### RECORDS FOR THIS EXERCISE

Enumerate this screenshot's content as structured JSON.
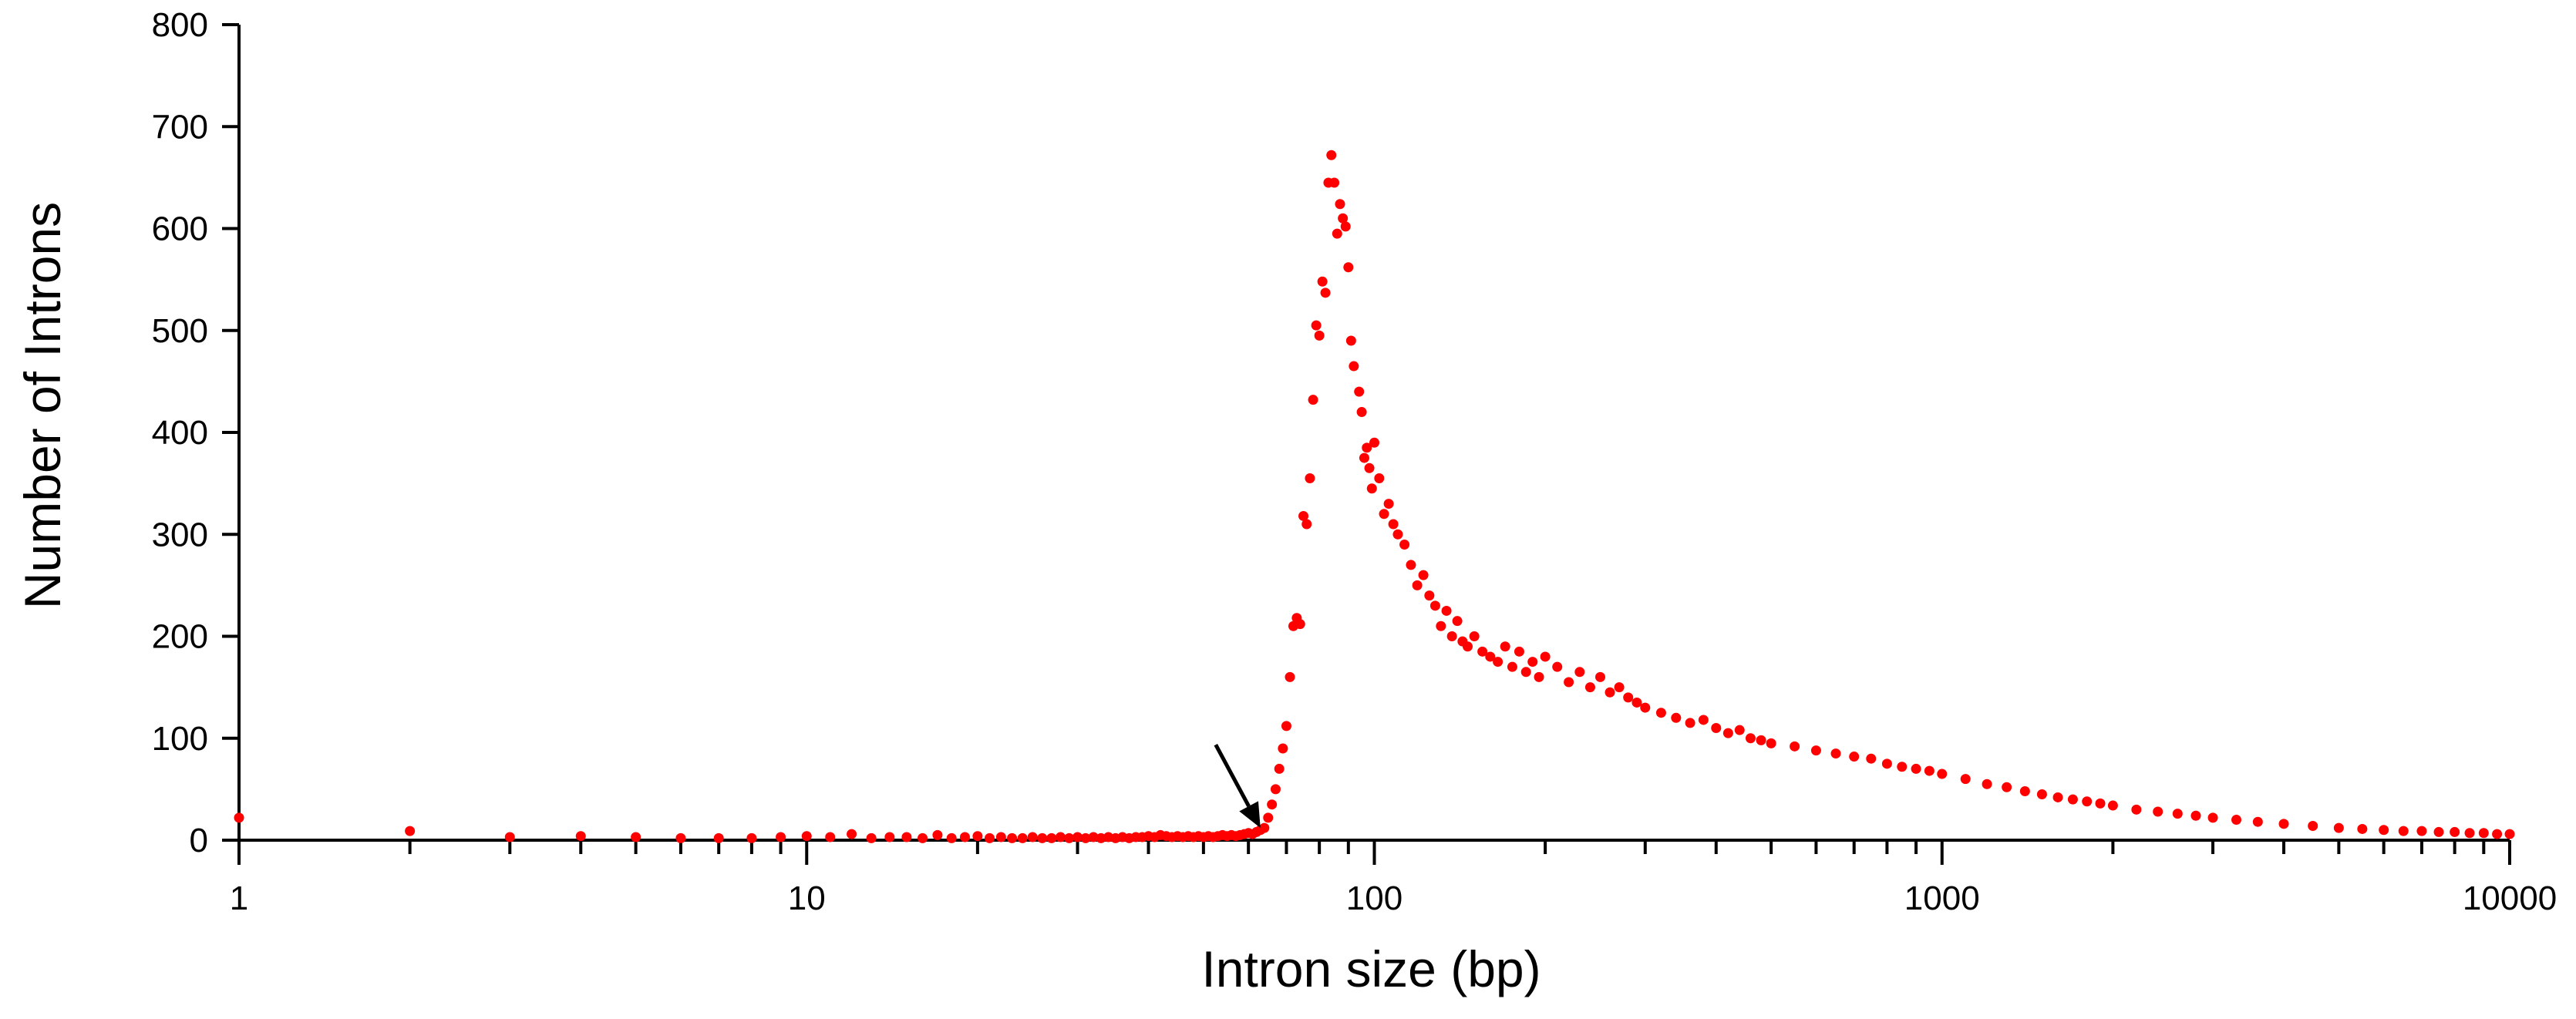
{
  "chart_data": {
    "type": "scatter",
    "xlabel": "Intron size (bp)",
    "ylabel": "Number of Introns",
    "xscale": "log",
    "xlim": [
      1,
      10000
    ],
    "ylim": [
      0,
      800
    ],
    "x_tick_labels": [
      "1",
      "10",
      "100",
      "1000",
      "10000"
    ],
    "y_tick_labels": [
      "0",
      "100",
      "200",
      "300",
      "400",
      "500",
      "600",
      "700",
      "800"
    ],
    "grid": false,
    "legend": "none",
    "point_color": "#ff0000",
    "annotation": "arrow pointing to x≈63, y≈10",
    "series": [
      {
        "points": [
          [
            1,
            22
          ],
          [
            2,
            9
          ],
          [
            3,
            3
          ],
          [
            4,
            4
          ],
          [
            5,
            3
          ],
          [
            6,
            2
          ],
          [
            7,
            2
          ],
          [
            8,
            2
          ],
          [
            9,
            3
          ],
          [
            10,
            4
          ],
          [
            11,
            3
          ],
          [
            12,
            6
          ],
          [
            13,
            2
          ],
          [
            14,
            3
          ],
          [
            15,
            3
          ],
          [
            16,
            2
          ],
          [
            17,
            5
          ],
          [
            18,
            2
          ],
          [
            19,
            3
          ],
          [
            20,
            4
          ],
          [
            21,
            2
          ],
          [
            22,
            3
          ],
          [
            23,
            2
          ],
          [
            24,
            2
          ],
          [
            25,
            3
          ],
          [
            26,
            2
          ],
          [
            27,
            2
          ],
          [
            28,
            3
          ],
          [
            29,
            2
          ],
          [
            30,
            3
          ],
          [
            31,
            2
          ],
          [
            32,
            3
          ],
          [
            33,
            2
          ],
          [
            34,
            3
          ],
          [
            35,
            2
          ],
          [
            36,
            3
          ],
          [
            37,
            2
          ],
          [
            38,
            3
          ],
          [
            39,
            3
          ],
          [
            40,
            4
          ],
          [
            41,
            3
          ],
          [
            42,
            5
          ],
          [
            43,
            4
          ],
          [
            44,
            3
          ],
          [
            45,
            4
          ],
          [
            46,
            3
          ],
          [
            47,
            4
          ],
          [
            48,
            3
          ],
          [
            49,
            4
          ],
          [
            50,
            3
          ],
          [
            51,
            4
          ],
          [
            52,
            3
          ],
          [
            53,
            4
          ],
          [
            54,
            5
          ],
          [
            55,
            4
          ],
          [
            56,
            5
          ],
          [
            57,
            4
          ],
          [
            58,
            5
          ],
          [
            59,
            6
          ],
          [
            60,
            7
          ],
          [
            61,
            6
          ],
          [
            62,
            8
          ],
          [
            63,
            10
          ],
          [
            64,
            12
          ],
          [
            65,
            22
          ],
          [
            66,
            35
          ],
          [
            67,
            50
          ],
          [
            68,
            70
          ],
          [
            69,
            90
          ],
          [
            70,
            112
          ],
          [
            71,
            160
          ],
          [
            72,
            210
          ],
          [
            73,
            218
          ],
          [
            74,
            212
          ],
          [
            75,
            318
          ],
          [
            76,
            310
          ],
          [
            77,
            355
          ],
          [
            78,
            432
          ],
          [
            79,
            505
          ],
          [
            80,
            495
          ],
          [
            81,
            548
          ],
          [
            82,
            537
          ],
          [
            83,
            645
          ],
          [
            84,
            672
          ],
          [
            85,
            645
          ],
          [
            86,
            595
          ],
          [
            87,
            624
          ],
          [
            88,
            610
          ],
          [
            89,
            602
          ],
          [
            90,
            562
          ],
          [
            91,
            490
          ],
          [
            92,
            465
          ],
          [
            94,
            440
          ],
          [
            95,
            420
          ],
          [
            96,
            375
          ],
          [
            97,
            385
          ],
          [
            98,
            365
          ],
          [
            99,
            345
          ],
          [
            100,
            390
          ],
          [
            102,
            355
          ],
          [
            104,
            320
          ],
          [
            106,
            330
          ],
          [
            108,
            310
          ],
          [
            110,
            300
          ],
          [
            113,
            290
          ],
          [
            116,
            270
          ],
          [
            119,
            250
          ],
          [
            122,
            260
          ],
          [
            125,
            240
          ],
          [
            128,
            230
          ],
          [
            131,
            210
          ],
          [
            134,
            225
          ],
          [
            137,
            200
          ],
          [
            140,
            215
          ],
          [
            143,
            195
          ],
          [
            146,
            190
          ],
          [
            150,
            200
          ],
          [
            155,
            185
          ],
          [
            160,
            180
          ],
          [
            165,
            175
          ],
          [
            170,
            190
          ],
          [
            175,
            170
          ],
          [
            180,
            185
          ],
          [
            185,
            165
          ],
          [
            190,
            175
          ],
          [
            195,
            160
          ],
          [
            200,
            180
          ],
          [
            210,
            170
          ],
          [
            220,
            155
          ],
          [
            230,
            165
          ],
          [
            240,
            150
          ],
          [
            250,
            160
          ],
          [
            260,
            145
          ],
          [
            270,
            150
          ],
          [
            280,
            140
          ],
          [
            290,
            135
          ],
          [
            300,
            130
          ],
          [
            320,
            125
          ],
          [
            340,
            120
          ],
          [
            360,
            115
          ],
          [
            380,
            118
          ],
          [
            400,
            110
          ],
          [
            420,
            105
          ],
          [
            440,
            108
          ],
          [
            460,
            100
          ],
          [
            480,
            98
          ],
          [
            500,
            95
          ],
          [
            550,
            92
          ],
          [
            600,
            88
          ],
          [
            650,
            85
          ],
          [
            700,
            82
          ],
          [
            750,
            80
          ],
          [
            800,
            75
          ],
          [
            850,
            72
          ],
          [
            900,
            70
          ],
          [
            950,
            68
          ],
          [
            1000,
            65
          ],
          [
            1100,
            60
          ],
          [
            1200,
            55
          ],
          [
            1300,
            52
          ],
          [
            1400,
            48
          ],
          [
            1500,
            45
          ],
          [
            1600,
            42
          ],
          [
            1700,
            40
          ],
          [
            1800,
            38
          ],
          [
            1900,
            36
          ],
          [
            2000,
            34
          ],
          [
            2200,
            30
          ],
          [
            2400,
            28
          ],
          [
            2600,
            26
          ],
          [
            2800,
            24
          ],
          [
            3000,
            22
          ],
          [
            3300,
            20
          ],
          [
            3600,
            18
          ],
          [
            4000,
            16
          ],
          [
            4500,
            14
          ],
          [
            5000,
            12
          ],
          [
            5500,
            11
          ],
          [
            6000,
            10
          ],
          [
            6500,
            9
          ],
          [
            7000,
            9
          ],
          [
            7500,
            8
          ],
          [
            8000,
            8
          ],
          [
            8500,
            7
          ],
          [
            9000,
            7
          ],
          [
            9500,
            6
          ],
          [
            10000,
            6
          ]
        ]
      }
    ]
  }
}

######
### RECORDS FOR THIS EXERCISE

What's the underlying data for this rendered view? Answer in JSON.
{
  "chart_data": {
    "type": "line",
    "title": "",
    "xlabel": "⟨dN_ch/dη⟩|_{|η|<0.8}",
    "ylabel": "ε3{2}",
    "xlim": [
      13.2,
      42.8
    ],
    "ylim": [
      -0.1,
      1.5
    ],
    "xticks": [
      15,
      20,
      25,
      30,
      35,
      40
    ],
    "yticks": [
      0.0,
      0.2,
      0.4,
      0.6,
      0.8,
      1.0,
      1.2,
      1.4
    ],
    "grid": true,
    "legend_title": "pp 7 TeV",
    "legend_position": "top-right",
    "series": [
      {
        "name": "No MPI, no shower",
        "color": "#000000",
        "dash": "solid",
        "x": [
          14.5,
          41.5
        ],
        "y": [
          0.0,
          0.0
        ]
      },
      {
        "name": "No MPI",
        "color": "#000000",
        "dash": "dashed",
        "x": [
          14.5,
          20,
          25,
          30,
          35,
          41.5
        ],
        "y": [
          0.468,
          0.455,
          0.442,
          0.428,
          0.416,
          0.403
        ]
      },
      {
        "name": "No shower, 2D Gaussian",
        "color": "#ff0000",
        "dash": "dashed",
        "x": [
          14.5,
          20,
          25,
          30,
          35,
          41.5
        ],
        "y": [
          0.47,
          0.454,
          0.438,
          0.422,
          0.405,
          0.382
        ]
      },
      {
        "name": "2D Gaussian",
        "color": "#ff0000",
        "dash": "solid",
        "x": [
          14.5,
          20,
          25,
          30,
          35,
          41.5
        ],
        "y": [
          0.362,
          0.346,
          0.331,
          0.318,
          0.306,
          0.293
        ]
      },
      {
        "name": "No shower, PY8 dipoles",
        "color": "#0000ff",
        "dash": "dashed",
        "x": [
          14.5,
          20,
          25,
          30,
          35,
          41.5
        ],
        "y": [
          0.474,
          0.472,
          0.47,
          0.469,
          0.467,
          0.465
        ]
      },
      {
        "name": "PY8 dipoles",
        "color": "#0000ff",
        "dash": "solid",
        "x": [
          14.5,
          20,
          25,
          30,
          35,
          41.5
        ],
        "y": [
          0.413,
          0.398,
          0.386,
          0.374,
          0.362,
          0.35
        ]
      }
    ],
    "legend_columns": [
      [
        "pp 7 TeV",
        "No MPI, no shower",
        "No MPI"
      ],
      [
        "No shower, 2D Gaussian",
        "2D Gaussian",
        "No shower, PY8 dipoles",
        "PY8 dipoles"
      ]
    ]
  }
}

######
### RECORDS FOR THIS EXERCISE

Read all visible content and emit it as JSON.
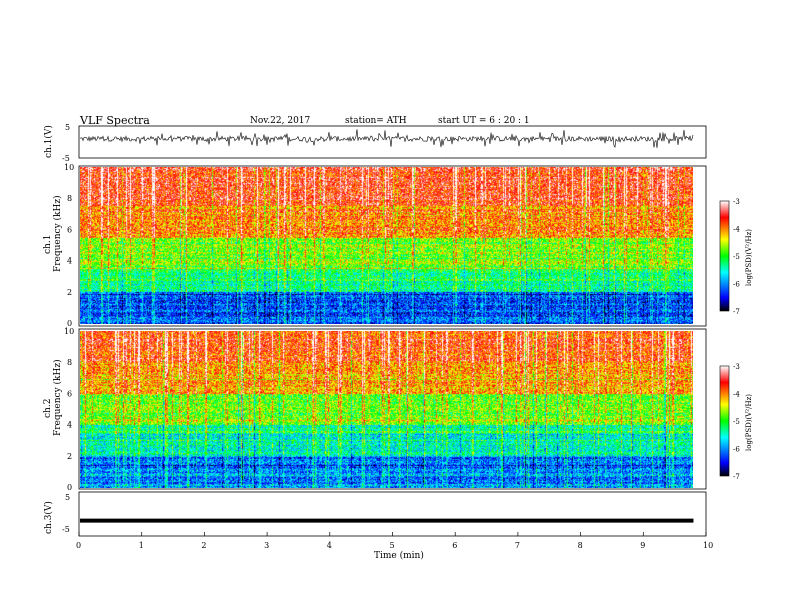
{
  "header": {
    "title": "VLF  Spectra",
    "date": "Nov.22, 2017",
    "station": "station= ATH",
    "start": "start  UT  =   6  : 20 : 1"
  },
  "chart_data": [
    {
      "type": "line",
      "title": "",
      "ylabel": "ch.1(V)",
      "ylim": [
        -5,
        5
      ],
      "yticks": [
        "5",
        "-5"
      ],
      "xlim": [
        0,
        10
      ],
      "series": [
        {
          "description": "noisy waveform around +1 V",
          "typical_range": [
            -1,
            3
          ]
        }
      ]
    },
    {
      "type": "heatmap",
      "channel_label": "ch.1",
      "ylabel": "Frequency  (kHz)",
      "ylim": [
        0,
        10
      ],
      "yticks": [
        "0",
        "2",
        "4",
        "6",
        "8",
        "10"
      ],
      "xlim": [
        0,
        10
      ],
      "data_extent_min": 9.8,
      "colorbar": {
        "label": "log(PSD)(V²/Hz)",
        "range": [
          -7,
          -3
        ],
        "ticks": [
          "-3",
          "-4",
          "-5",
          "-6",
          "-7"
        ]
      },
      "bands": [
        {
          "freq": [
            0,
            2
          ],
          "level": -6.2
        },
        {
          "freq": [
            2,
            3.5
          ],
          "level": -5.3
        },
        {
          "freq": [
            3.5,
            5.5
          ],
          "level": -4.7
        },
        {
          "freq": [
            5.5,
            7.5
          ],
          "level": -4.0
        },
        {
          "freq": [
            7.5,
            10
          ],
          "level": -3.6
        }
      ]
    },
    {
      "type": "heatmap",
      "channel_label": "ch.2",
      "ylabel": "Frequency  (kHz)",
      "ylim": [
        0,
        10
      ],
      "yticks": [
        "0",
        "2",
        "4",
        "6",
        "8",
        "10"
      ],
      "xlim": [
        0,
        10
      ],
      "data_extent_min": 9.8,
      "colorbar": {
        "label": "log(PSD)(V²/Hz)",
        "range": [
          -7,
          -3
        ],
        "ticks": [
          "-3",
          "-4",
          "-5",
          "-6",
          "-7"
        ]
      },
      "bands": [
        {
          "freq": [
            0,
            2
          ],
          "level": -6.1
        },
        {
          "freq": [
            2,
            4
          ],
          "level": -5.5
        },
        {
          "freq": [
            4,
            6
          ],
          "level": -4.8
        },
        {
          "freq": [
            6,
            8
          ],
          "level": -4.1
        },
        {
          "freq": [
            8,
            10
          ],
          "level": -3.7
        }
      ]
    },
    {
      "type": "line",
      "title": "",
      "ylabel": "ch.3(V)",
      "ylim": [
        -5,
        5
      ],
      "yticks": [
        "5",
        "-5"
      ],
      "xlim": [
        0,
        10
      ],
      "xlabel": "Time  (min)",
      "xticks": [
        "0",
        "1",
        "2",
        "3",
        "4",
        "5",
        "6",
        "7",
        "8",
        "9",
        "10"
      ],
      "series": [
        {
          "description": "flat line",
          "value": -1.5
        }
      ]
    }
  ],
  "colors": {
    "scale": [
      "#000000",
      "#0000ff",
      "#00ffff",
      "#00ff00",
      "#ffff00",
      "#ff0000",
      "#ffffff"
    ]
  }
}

######

§ **WHAT NEEDS TO BE DONE**: Filter for "JSON". Return all lines that hold it.

§ **COMPLETED EXERCISE**:
Enumerate this screenshot's content as structured JSON.
What's the underlying data for this rendered view? Answer in JSON.
Read all visible content and emit it as JSON.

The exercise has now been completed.